GOAL:
How many lines of these records hold the string "Offset"? Reply with the number alone.

Dataset records:
━━━

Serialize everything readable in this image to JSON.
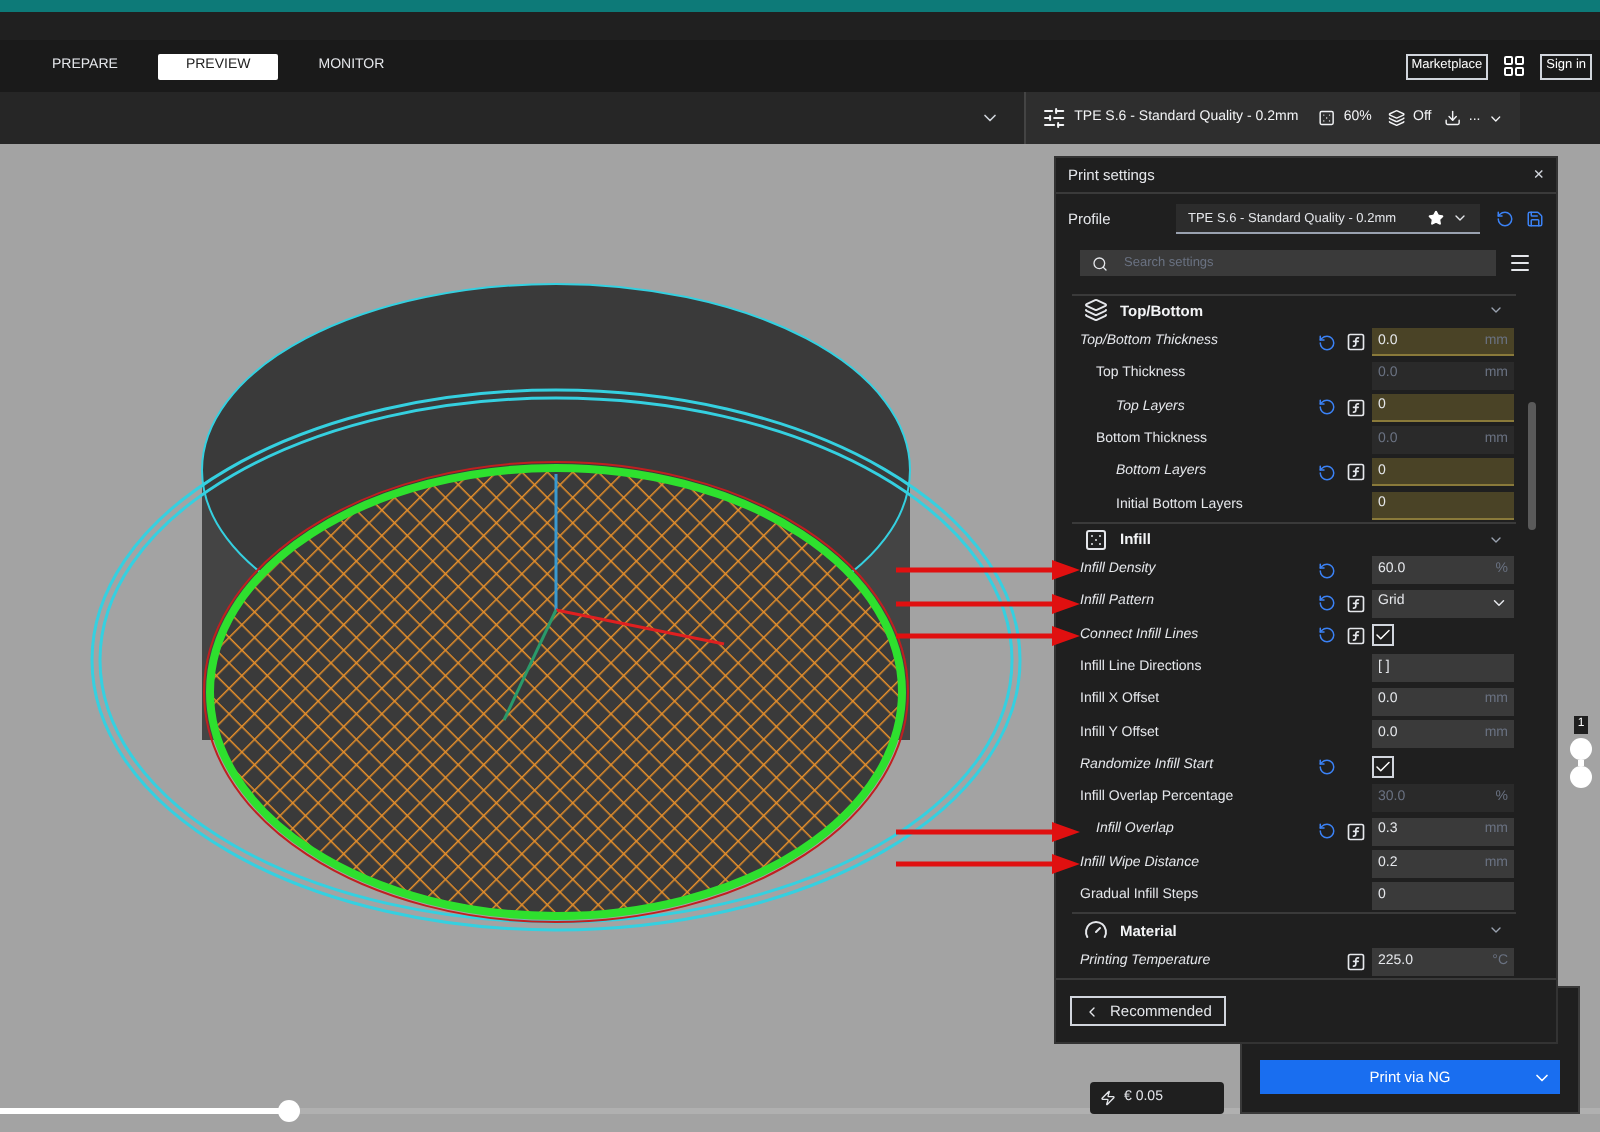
{
  "nav": {
    "tabs": [
      {
        "label": "PREPARE",
        "selected": false
      },
      {
        "label": "PREVIEW",
        "selected": true
      },
      {
        "label": "MONITOR",
        "selected": false
      }
    ],
    "marketplace": "Marketplace",
    "sign_in": "Sign in"
  },
  "toolbar": {
    "profile": "TPE S.6 - Standard Quality - 0.2mm",
    "infill": "60%",
    "adhesion": "Off",
    "more": "..."
  },
  "print_settings": {
    "title": "Print settings",
    "close": "×",
    "profile_label": "Profile",
    "profile_value": "TPE S.6 - Standard Quality - 0.2mm",
    "search_placeholder": "Search settings",
    "categories": [
      {
        "name": "Top/Bottom",
        "settings": [
          {
            "label": "Top/Bottom Thickness",
            "kind": "number",
            "value": "0.0",
            "unit": "mm",
            "overridden": true,
            "reset": true,
            "function": true,
            "disabled": false,
            "highlighted": true,
            "marked": false,
            "children": [
              {
                "label": "Top Thickness",
                "kind": "number",
                "value": "0.0",
                "unit": "mm",
                "overridden": false,
                "reset": false,
                "function": false,
                "disabled": true,
                "highlighted": false,
                "marked": false,
                "children": [
                  {
                    "label": "Top Layers",
                    "kind": "number",
                    "value": "0",
                    "overridden": true,
                    "reset": true,
                    "function": true,
                    "disabled": false,
                    "highlighted": true,
                    "marked": false
                  }
                ]
              },
              {
                "label": "Bottom Thickness",
                "kind": "number",
                "value": "0.0",
                "unit": "mm",
                "overridden": false,
                "reset": false,
                "function": false,
                "disabled": true,
                "highlighted": false,
                "marked": false,
                "children": [
                  {
                    "label": "Bottom Layers",
                    "kind": "number",
                    "value": "0",
                    "overridden": true,
                    "reset": true,
                    "function": true,
                    "disabled": false,
                    "highlighted": true,
                    "marked": false
                  },
                  {
                    "label": "Initial Bottom Layers",
                    "kind": "number",
                    "value": "0",
                    "overridden": false,
                    "reset": false,
                    "function": false,
                    "disabled": false,
                    "highlighted": true,
                    "marked": false
                  }
                ]
              }
            ]
          }
        ]
      },
      {
        "name": "Infill",
        "settings": [
          {
            "label": "Infill Density",
            "kind": "number",
            "value": "60.0",
            "unit": "%",
            "overridden": true,
            "reset": true,
            "function": false,
            "disabled": false,
            "highlighted": false,
            "marked": true
          },
          {
            "label": "Infill Pattern",
            "kind": "dropdown",
            "value": "Grid",
            "overridden": true,
            "reset": true,
            "function": true,
            "disabled": false,
            "highlighted": false,
            "marked": true
          },
          {
            "label": "Connect Infill Lines",
            "kind": "checkbox",
            "checked": true,
            "overridden": true,
            "reset": true,
            "function": true,
            "marked": true
          },
          {
            "label": "Infill Line Directions",
            "kind": "number",
            "value": "[ ]",
            "overridden": false,
            "reset": false,
            "function": false,
            "disabled": false,
            "highlighted": false,
            "marked": false
          },
          {
            "label": "Infill X Offset",
            "kind": "number",
            "value": "0.0",
            "unit": "mm",
            "overridden": false,
            "reset": false,
            "function": false,
            "disabled": false,
            "highlighted": false,
            "marked": false
          },
          {
            "label": "Infill Y Offset",
            "kind": "number",
            "value": "0.0",
            "unit": "mm",
            "overridden": false,
            "reset": false,
            "function": false,
            "disabled": false,
            "highlighted": false,
            "marked": false
          },
          {
            "label": "Randomize Infill Start",
            "kind": "checkbox",
            "checked": true,
            "overridden": true,
            "reset": true,
            "function": false,
            "marked": false
          },
          {
            "label": "Infill Overlap Percentage",
            "kind": "number",
            "value": "30.0",
            "unit": "%",
            "overridden": false,
            "reset": false,
            "function": false,
            "disabled": true,
            "highlighted": false,
            "marked": false,
            "children": [
              {
                "label": "Infill Overlap",
                "kind": "number",
                "value": "0.3",
                "unit": "mm",
                "overridden": true,
                "reset": true,
                "function": true,
                "disabled": false,
                "highlighted": false,
                "marked": true
              }
            ]
          },
          {
            "label": "Infill Wipe Distance",
            "kind": "number",
            "value": "0.2",
            "unit": "mm",
            "overridden": true,
            "reset": false,
            "function": false,
            "disabled": false,
            "highlighted": false,
            "marked": true
          },
          {
            "label": "Gradual Infill Steps",
            "kind": "number",
            "value": "0",
            "overridden": false,
            "reset": false,
            "function": false,
            "disabled": false,
            "highlighted": false,
            "marked": false
          }
        ]
      },
      {
        "name": "Material",
        "settings": [
          {
            "label": "Printing Temperature",
            "kind": "number",
            "value": "225.0",
            "unit": "°C",
            "overridden": true,
            "reset": false,
            "function": true,
            "disabled": false,
            "highlighted": false,
            "marked": false
          }
        ]
      }
    ],
    "recommended": "Recommended"
  },
  "layer_slider": {
    "label": "1"
  },
  "path_slider": {
    "level": 0.18
  },
  "cost": "€ 0.05",
  "print_button": "Print via NG"
}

━━━

EXERCISE OUTPUT:
2